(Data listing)
* start *
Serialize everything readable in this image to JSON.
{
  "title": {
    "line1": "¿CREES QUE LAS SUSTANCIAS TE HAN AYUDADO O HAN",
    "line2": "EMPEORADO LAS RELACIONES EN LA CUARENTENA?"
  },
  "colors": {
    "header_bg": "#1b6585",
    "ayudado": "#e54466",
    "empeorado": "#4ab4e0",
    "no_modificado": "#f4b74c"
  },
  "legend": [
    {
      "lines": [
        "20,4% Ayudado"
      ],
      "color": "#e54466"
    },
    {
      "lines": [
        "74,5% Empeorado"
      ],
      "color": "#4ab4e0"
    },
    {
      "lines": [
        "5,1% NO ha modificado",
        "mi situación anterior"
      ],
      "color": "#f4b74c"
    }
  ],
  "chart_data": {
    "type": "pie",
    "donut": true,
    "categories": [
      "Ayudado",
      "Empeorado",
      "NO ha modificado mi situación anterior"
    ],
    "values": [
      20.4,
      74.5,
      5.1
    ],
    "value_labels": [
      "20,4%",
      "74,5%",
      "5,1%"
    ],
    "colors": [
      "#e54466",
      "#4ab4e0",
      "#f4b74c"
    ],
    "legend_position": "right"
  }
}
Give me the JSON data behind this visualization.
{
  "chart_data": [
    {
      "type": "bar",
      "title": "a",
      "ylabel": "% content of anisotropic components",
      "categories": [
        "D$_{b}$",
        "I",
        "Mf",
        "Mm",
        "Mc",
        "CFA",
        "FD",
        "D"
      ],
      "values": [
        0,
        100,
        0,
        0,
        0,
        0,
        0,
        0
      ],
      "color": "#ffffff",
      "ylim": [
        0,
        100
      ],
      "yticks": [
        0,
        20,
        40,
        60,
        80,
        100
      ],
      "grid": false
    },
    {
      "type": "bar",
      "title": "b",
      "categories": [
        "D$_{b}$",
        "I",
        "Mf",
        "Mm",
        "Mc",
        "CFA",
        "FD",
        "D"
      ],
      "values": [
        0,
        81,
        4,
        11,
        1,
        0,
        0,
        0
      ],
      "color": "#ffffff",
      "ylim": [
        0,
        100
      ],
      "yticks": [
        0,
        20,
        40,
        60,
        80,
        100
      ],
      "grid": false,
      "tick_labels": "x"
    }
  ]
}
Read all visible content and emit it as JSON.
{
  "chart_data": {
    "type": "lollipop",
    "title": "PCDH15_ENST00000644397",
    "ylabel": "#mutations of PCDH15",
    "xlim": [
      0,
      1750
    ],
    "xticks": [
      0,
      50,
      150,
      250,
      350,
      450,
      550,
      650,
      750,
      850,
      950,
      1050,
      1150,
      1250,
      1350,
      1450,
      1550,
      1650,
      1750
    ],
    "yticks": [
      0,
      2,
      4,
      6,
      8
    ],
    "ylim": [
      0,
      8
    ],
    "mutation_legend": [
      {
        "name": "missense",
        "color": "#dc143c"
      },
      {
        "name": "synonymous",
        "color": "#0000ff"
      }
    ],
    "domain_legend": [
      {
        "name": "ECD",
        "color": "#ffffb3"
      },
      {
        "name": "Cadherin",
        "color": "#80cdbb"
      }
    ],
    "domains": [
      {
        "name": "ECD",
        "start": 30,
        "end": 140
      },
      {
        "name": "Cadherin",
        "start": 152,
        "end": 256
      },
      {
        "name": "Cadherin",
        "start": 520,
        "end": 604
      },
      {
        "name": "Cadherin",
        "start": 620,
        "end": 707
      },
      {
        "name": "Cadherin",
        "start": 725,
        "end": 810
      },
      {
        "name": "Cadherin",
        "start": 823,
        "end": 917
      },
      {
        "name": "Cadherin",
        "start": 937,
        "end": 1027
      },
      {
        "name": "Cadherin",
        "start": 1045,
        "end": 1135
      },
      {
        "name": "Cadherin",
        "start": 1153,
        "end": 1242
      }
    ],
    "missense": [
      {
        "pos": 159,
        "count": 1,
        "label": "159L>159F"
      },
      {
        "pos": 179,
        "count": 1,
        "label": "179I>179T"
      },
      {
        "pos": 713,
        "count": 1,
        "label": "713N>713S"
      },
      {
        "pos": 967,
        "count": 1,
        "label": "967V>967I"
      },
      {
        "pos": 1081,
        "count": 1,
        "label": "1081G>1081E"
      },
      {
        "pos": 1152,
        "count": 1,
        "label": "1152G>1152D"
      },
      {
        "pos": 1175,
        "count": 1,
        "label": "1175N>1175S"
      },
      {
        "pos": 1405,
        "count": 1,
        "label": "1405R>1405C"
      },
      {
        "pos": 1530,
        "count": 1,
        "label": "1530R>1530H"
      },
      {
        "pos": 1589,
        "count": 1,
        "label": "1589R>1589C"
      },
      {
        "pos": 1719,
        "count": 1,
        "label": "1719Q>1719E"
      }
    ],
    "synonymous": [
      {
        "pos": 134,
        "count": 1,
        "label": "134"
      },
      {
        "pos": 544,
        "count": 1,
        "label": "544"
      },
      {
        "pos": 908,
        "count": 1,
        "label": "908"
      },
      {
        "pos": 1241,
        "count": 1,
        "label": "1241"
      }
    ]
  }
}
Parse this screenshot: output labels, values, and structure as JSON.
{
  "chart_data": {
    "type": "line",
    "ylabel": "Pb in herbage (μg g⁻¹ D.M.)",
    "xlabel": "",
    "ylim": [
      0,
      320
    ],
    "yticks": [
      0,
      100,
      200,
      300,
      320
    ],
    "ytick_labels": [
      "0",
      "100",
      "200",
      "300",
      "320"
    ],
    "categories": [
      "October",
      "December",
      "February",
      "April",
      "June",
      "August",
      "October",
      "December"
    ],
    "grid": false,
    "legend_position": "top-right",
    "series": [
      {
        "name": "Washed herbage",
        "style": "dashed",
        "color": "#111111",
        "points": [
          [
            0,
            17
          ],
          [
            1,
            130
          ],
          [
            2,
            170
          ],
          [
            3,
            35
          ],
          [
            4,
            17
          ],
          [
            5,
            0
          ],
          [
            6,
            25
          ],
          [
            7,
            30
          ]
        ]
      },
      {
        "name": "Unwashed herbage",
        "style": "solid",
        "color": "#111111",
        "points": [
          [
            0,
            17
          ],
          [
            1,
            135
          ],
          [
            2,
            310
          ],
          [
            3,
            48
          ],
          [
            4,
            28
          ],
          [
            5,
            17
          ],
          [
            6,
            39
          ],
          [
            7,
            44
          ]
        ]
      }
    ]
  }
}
* end *
OBJECTIVE
Give only the number of lines in the material above that include the word "title".

FINAL RESULT
4